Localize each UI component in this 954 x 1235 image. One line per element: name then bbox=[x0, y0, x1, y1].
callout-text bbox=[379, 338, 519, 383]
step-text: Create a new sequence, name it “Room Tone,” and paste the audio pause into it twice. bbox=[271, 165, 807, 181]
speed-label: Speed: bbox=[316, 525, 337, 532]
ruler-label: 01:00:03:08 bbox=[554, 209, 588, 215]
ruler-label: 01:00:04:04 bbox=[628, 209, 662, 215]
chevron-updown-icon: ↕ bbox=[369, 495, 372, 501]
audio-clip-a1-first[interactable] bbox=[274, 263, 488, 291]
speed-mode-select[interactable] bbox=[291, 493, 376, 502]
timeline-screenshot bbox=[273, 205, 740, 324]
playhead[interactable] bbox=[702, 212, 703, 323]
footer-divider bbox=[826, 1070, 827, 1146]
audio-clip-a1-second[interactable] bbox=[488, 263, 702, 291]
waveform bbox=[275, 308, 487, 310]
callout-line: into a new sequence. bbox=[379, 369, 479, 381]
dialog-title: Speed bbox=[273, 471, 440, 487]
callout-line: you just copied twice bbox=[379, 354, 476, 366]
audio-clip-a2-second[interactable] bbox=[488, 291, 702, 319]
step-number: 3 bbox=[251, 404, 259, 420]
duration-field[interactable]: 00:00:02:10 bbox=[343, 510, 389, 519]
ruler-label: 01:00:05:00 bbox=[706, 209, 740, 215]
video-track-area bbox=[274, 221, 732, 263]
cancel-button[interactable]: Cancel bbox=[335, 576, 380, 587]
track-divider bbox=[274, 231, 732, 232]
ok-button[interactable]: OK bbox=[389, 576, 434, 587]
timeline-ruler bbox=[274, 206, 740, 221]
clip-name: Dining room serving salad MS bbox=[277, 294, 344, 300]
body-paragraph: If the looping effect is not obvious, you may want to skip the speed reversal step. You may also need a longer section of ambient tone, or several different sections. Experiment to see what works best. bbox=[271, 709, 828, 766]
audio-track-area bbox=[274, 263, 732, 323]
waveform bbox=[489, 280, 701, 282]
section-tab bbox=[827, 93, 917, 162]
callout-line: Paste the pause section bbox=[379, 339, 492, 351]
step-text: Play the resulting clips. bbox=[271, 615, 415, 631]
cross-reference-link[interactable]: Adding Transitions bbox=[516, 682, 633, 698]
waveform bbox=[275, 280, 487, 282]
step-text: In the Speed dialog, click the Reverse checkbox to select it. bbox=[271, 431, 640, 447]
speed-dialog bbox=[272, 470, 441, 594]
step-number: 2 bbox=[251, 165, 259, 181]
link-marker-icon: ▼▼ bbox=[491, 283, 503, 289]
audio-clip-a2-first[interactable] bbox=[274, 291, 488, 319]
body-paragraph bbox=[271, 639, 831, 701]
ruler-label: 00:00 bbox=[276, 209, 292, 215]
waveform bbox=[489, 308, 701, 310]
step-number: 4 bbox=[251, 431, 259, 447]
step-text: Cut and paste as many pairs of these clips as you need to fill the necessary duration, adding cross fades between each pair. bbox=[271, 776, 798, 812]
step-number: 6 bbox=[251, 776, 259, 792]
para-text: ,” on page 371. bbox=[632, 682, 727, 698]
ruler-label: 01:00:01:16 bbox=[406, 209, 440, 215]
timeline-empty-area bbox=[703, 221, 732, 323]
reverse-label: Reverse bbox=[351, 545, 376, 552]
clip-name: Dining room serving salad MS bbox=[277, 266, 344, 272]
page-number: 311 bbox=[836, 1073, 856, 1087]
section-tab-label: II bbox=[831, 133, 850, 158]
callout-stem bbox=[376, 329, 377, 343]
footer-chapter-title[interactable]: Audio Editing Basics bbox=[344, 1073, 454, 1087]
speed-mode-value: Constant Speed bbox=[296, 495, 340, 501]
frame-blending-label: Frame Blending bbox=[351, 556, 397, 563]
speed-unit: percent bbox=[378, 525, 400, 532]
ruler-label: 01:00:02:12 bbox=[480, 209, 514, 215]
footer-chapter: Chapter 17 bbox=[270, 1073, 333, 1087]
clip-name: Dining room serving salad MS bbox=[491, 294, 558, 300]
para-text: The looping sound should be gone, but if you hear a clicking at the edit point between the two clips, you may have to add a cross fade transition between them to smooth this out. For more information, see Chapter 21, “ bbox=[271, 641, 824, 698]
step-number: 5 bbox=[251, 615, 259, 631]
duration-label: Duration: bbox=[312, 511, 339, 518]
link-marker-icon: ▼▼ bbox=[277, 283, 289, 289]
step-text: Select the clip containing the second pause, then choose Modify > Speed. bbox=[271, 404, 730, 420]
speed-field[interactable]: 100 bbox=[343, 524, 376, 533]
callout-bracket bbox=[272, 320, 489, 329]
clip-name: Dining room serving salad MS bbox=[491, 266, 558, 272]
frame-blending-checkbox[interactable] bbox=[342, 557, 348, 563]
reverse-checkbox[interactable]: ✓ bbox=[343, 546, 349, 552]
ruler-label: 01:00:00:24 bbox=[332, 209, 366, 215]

-- Task to complete --
Which lines in the data above contain the string "footer"? Report each of them in full.

-- Reply to the task --
footer-divider bbox=[826, 1070, 827, 1146]
footer-chapter-title[interactable]: Audio Editing Basics bbox=[344, 1073, 454, 1087]
footer-chapter: Chapter 17 bbox=[270, 1073, 333, 1087]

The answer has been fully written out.